_PROBLEM STATEMENT_:
Locate the lines of the listing below that hold "from", then copy each of them.

### DATA RECORDS

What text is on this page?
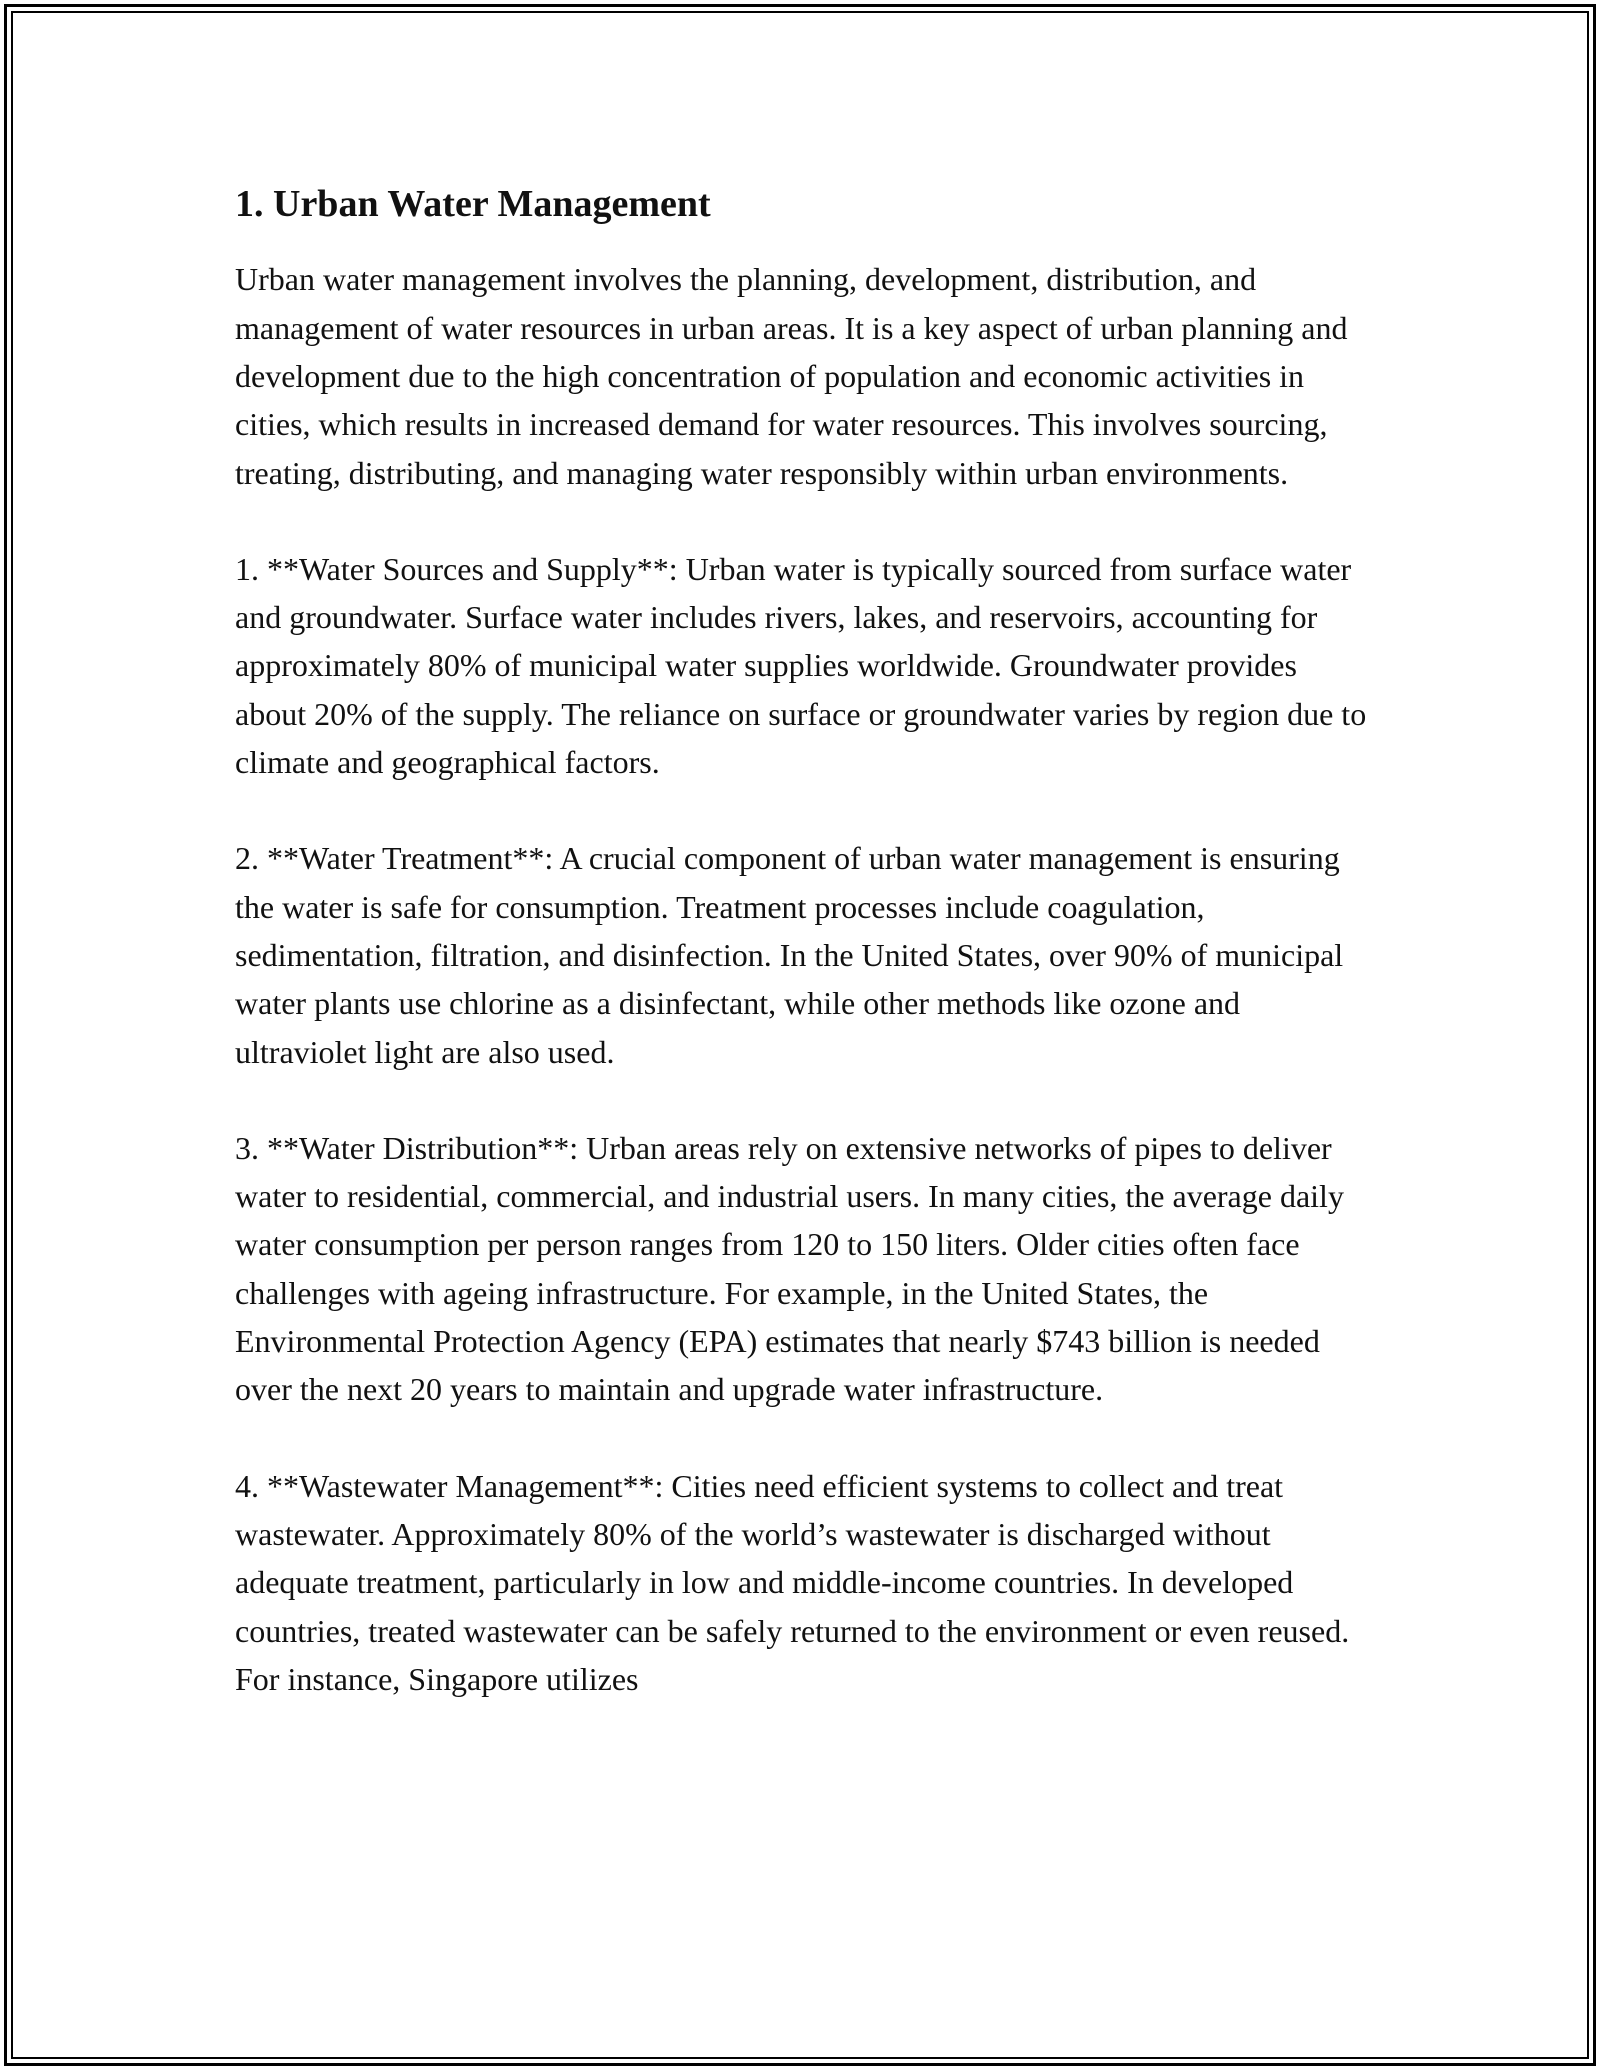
1. Urban Water Management

Urban water management involves the planning, development, distribution, and management of water resources in urban areas. It is a key aspect of urban planning and development due to the high concentration of population and economic activities in cities, which results in increased demand for water resources. This involves sourcing, treating, distributing, and managing water responsibly within urban environments.

1. **Water Sources and Supply**: Urban water is typically sourced from surface water and groundwater. Surface water includes rivers, lakes, and reservoirs, accounting for approximately 80% of municipal water supplies worldwide. Groundwater provides about 20% of the supply. The reliance on surface or groundwater varies by region due to climate and geographical factors.

2. **Water Treatment**: A crucial component of urban water management is ensuring the water is safe for consumption. Treatment processes include coagulation, sedimentation, filtration, and disinfection. In the United States, over 90% of municipal water plants use chlorine as a disinfectant, while other methods like ozone and ultraviolet light are also used.

3. **Water Distribution**: Urban areas rely on extensive networks of pipes to deliver water to residential, commercial, and industrial users. In many cities, the average daily water consumption per person ranges from 120 to 150 liters. Older cities often face challenges with ageing infrastructure. For example, in the United States, the Environmental Protection Agency (EPA) estimates that nearly $743 billion is needed over the next 20 years to maintain and upgrade water infrastructure.

4. **Wastewater Management**: Cities need efficient systems to collect and treat wastewater. Approximately 80% of the world’s wastewater is discharged without adequate treatment, particularly in low and middle-income countries. In developed countries, treated wastewater can be safely returned to the environment or even reused. For instance, Singapore utilizes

######

_REPLY_:
1. **Water Sources and Supply**: Urban water is typically sourced from surface water and groundwater. Surface water includes rivers, lakes, and reservoirs, accounting for approximately 80% of municipal water supplies worldwide. Groundwater provides about 20% of the supply. The reliance on surface or groundwater varies by region due to climate and geographical factors.
3. **Water Distribution**: Urban areas rely on extensive networks of pipes to deliver water to residential, commercial, and industrial users. In many cities, the average daily water consumption per person ranges from 120 to 150 liters. Older cities often face challenges with ageing infrastructure. For example, in the United States, the Environmental Protection Agency (EPA) estimates that nearly $743 billion is needed over the next 20 years to maintain and upgrade water infrastructure.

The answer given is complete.